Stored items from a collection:
_ _ _ _

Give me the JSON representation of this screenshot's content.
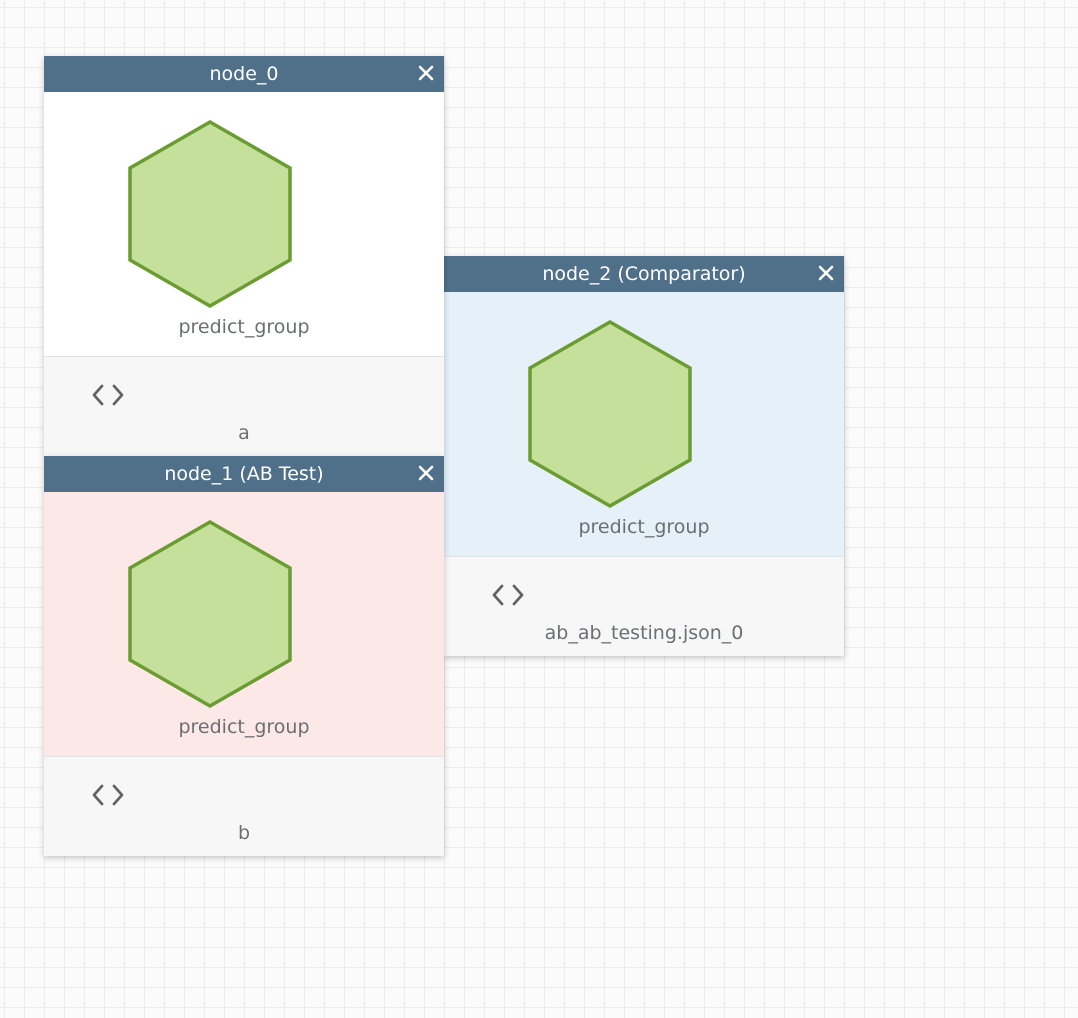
{
  "colors": {
    "header_bg": "#50708a",
    "node_default_body": "#ffffff",
    "ab_test_body": "#fde8e8",
    "comparator_body": "#e5f0f8",
    "hexagon_fill": "#c5e09b",
    "hexagon_stroke": "#6a9c32"
  },
  "nodes": [
    {
      "title": "node_0",
      "type_label": "predict_group",
      "footer_label": "a",
      "close_icon": "close-icon",
      "main_icon": "hexagon-icon",
      "footer_icon": "code-icon"
    },
    {
      "title": "node_1 (AB Test)",
      "type_label": "predict_group",
      "footer_label": "b",
      "close_icon": "close-icon",
      "main_icon": "hexagon-icon",
      "footer_icon": "code-icon"
    },
    {
      "title": "node_2 (Comparator)",
      "type_label": "predict_group",
      "footer_label": "ab_ab_testing.json_0",
      "close_icon": "close-icon",
      "main_icon": "hexagon-icon",
      "footer_icon": "code-icon"
    }
  ]
}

_ _ _ _

TASK PROMPT: Nothing in the entries above should change when they are printed again, except that the pictures are dropped.

COMPLETED TASK:
Give me the JSON representation of this screenshot's content.
{
  "colors": {
    "header_bg": "#50708a",
    "node_default_body": "#ffffff",
    "ab_test_body": "#fde8e8",
    "comparator_body": "#e5f0f8",
    "hexagon_fill": "#c5e09b",
    "hexagon_stroke": "#6a9c32"
  },
  "nodes": [
    {
      "title": "node_0",
      "type_label": "predict_group",
      "footer_label": "a",
      "close_icon": "close-icon",
      "main_icon": "hexagon-icon",
      "footer_icon": "code-icon"
    },
    {
      "title": "node_1 (AB Test)",
      "type_label": "predict_group",
      "footer_label": "b",
      "close_icon": "close-icon",
      "main_icon": "hexagon-icon",
      "footer_icon": "code-icon"
    },
    {
      "title": "node_2 (Comparator)",
      "type_label": "predict_group",
      "footer_label": "ab_ab_testing.json_0",
      "close_icon": "close-icon",
      "main_icon": "hexagon-icon",
      "footer_icon": "code-icon"
    }
  ]
}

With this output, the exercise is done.